Given task - List all lines of the data containing the word "name".

Working data -

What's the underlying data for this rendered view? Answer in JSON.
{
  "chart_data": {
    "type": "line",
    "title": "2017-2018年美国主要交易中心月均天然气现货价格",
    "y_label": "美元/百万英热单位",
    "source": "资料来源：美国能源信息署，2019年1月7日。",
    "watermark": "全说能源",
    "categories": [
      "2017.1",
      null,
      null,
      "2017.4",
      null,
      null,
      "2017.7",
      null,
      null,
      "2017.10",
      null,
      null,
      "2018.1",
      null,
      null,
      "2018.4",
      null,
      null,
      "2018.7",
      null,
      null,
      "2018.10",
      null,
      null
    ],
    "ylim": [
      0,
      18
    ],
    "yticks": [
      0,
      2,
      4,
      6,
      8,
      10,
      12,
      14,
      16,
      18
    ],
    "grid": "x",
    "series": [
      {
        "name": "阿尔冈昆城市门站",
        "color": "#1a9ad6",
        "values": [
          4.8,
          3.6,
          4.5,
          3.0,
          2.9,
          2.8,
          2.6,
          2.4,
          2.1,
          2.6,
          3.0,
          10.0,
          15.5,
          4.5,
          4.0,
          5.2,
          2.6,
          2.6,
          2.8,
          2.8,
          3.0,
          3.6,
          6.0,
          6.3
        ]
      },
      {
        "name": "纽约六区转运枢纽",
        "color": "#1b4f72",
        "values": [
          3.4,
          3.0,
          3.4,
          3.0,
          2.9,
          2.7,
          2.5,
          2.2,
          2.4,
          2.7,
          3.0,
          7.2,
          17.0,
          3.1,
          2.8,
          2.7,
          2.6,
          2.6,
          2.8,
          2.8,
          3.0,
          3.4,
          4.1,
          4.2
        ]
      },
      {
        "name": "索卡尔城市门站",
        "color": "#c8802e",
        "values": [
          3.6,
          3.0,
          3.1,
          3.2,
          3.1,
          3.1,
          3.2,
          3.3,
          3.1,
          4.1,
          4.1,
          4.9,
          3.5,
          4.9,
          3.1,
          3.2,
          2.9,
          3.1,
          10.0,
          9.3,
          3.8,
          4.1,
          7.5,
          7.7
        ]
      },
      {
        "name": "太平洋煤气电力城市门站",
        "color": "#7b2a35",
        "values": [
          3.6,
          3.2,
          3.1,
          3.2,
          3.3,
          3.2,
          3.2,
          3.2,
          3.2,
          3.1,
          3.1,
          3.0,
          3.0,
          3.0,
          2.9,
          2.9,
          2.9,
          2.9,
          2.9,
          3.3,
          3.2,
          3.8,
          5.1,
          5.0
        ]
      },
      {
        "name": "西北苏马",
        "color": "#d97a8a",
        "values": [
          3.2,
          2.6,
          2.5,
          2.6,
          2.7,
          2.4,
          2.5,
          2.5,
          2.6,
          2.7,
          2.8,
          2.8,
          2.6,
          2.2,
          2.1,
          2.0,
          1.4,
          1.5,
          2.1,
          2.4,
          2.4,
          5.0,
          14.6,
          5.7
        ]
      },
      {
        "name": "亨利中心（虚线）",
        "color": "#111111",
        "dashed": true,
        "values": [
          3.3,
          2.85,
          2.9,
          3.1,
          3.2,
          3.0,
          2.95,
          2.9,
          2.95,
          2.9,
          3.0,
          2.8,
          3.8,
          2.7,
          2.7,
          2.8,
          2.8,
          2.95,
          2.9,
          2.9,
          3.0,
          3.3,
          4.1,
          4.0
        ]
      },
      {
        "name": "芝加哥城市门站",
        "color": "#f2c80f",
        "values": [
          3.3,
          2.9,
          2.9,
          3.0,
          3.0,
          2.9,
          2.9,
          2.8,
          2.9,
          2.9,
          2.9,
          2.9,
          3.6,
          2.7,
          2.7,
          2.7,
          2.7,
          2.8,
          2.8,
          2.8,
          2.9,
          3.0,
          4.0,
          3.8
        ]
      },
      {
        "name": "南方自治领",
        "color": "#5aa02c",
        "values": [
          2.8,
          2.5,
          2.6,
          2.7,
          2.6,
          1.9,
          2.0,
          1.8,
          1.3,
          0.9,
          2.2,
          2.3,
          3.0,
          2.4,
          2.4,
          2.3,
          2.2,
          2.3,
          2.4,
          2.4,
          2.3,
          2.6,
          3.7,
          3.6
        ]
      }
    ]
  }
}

Output for this task -
        "name": "阿尔冈昆城市门站",
        "name": "纽约六区转运枢纽",
        "name": "索卡尔城市门站",
        "name": "太平洋煤气电力城市门站",
        "name": "西北苏马",
        "name": "亨利中心（虚线）",
        "name": "芝加哥城市门站",
        "name": "南方自治领",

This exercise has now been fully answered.